═══ TEXT PROVIDED

In some cases, the company has a right to buy back your timeshare before you can sell it to anyone else. If that is the case, you should consider how that might affect the sales process. There might be other limitations on unit sales and on the sale of points.
For instance, at the Ocean Resort Villas, a Vistana property, the rules are as follows: “If you receive an offer to buy (the “Offer to Buy”) your Vacation Ownership Interest and if you want to accept it, you must first notify the Developer before accepting the offer and must provide a complete copy of the Offer to Buy. The Developer will then have the right and an option to buy your Vacation Ownership Interest at the same price and on the same terms contained in the Offer to Buy. If the Developer decides to buy it, then the Developer will send you written notice of that decision within ten (10) business days after the Developer receives your notice of the Offer to Buy.
If the Developer does not send notice of its decision to buy the Vacation Ownership Interest within the ten (10) business day period, then you may sell your Vacation Ownership Interest to the person who submitted the Offer to Buy. If the Offer to Buy is changed in any way (for example, a reduction in the price, a change in the Buyer or an assignment of the Buyer’s rights to someone else), or if the sale does not close within ninety days, then the Offer to Buy will be considered a new Offer to Buy and you must re-submit it to the Developer and the requirements of this section will apply again.”[viii]
- Am I guaranteed the use of my unit every year? What are the rules around reserving my unit? Could those rules change? If so, who has the right to change those rules, and do I get any say?

══════
═══ DATASET CONTENT

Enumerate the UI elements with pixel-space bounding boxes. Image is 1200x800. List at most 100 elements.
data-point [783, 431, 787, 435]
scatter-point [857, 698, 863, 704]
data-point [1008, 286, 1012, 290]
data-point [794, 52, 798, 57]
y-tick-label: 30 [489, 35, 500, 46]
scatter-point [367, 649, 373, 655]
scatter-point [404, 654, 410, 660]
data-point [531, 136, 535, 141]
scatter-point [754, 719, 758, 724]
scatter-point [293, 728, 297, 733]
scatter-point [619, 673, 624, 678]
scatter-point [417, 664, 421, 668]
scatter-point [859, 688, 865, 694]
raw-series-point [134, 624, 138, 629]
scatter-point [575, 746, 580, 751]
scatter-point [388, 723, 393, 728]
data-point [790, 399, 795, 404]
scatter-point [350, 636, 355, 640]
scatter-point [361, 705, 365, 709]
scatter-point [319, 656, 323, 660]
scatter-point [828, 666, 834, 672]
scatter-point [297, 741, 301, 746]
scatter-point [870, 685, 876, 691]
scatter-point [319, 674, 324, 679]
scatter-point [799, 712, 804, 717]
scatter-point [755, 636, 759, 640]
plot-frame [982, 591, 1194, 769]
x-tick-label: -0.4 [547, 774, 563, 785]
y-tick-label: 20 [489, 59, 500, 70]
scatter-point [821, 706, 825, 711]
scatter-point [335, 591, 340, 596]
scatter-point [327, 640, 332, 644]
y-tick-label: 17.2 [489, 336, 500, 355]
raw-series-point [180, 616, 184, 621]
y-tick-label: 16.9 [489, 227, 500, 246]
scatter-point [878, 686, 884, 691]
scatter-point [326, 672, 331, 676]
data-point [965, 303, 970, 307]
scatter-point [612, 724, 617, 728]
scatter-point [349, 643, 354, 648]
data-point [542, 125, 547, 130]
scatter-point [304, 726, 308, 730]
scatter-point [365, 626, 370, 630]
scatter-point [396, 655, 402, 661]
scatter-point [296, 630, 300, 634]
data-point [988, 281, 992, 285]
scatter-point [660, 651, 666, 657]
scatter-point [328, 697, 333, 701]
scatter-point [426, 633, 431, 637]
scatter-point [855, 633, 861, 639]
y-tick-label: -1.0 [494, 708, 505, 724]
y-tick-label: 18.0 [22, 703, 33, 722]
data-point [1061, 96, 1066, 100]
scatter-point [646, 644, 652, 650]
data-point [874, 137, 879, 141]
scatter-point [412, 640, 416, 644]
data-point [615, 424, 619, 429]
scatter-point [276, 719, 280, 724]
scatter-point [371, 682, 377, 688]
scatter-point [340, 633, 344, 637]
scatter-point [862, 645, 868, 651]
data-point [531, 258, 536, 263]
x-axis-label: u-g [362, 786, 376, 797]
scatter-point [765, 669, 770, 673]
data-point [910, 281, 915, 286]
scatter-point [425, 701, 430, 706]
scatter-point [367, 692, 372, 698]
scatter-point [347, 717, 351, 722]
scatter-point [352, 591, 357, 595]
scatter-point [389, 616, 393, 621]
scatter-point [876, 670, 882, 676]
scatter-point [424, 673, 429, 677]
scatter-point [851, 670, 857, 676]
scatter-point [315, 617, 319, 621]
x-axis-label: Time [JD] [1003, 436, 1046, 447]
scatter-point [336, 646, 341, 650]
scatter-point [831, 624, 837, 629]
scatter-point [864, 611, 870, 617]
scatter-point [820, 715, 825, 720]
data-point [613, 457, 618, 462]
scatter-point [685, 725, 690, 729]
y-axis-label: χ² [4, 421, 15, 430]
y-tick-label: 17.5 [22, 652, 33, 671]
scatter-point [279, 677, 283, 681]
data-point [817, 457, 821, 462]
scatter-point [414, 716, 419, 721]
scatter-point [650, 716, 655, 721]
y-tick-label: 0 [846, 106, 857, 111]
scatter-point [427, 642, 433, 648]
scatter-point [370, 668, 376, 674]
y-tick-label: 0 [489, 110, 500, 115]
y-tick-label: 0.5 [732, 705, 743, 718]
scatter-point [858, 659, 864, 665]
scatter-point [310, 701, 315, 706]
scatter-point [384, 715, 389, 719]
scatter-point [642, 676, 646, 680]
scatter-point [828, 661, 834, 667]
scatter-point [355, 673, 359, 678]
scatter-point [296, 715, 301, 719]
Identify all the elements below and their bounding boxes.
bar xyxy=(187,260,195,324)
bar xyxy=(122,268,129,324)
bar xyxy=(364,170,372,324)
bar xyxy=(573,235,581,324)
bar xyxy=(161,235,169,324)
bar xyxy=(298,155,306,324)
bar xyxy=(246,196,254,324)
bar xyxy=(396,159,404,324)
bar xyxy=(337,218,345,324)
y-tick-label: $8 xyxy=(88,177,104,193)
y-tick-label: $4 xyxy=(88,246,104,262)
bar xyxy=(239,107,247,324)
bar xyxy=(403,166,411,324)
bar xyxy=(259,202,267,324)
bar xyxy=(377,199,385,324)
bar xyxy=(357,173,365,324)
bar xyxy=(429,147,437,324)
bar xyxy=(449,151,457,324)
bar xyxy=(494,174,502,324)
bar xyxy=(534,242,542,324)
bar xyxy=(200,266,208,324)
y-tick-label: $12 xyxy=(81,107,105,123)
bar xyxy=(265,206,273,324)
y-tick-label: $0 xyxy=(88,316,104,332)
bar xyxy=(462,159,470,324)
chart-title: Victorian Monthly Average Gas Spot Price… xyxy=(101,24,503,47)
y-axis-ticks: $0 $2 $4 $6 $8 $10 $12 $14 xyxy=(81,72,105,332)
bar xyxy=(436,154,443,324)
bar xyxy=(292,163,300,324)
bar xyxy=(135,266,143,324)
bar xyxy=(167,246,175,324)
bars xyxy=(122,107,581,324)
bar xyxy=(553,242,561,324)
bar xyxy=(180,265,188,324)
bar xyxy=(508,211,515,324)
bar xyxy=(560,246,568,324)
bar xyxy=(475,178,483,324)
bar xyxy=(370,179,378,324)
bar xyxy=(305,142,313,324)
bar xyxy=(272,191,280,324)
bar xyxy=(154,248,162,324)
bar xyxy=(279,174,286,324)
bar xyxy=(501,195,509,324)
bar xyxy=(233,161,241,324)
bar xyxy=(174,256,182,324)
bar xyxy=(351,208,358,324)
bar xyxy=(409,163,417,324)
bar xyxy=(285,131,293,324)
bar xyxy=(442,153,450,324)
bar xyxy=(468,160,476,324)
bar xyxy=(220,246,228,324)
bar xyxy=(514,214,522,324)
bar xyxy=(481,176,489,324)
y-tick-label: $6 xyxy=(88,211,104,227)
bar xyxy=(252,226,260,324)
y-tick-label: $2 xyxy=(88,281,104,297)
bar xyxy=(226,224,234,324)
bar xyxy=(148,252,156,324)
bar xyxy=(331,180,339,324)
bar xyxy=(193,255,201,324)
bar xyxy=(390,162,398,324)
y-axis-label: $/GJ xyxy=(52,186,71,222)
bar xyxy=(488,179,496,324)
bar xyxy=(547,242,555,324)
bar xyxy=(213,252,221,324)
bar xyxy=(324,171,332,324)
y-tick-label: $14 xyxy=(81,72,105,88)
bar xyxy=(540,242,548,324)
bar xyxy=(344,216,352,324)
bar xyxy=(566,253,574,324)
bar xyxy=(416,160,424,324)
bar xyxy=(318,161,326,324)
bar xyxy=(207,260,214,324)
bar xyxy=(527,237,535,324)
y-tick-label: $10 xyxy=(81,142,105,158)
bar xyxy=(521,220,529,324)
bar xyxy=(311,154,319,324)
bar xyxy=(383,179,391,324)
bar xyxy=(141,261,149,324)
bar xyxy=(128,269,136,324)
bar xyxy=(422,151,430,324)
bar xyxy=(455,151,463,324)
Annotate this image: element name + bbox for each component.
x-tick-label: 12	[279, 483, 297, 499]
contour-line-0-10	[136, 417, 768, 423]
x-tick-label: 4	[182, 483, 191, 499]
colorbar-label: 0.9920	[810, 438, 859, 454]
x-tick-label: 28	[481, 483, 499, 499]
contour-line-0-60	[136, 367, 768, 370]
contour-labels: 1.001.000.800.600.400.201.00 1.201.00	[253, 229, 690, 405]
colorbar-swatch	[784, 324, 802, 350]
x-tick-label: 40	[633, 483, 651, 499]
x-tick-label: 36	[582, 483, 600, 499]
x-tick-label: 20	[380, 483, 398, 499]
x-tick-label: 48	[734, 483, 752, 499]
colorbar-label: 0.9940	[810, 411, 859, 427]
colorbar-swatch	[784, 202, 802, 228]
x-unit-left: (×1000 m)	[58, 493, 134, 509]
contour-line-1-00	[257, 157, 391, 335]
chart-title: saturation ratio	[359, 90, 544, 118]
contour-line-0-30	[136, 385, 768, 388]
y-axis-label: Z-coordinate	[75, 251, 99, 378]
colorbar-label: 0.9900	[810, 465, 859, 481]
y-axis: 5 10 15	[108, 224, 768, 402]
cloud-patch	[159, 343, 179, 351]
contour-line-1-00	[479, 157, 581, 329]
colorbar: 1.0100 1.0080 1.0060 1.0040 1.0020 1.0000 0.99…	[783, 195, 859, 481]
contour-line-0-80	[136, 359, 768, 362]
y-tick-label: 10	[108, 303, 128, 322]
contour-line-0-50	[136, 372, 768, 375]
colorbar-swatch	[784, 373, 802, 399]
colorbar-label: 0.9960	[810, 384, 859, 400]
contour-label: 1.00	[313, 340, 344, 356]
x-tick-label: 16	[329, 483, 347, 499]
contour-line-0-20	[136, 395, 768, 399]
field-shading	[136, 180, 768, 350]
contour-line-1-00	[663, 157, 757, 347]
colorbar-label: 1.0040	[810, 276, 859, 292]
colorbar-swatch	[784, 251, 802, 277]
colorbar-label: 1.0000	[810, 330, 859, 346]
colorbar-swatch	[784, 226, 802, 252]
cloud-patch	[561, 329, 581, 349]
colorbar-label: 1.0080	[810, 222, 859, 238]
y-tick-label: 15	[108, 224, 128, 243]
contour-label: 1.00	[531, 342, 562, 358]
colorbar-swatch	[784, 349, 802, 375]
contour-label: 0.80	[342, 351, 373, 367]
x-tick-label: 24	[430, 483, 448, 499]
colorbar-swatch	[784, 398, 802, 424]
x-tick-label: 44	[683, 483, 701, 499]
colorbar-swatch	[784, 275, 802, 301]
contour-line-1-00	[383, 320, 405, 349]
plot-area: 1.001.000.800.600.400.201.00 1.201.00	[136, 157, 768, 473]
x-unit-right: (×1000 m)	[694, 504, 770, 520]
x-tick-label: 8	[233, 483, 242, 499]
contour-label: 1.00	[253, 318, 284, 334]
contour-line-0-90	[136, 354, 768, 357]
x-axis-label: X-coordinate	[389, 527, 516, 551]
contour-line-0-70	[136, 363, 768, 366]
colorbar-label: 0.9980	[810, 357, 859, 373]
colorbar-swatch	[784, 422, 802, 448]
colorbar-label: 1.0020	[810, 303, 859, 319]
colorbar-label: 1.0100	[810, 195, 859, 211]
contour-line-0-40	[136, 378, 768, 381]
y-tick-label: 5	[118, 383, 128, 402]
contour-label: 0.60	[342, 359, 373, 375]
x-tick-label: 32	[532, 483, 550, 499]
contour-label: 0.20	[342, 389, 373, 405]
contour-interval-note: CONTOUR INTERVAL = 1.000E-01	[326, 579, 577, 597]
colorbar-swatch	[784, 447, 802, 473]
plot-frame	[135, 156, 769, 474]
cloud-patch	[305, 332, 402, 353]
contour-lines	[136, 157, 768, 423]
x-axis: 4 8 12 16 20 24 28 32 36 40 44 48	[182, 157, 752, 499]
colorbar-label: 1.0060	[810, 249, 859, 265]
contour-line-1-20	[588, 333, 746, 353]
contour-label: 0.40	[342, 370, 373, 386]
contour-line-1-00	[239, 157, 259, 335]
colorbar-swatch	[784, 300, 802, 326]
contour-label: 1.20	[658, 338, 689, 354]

══════

**PROBLEM 1**
Decide whether each statement below agrees with the timeshare text, answering yes or no and quoting the deciding words of the text. (a) Under the Ocean Resort Villas rules, the Developer must send written notice of a decision to buy within ten business days after receiving notice of the Offer to Buy. (b) The Developer may buy the Vacation Ownership Interest at a lower price than the one in the Offer to Buy. (c) If the sale does not close within ninety days, the Offer to Buy must be re-submitted to the Developer.
**PROBLEM 2**
Write out the part of the timeshare text from "If the Developer does" up to and including "get any say?", keeping every word and mark as it appears.

**TASK OUTPUT 1**
(a) Yes: "within ten (10) business days after the Developer receives your notice of the Offer to Buy"
(b) No: "at the same price and on the same terms contained in the Offer to Buy"
(c) Yes: "if the sale does not close within ninety days, then the Offer to Buy will be considered a new Offer to Buy and you must re-submit it to the Developer"

**TASK OUTPUT 2**
If the Developer does not send notice of its decision to buy the Vacation Ownership Interest within the ten (10) business day period, then you may sell your Vacation Ownership Interest to the person who submitted the Offer to Buy. If the Offer to Buy is changed in any way (for example, a reduction in the price, a change in the Buyer or an assignment of the Buyer’s rights to someone else), or if the sale does not close within ninety days, then the Offer to Buy will be considered a new Offer to Buy and you must re-submit it to the Developer and the requirements of this section will apply again.”[viii]
- Am I guaranteed the use of my unit every year? What are the rules around reserving my unit? Could those rules change? If so, who has the right to change those rules, and do I get any say?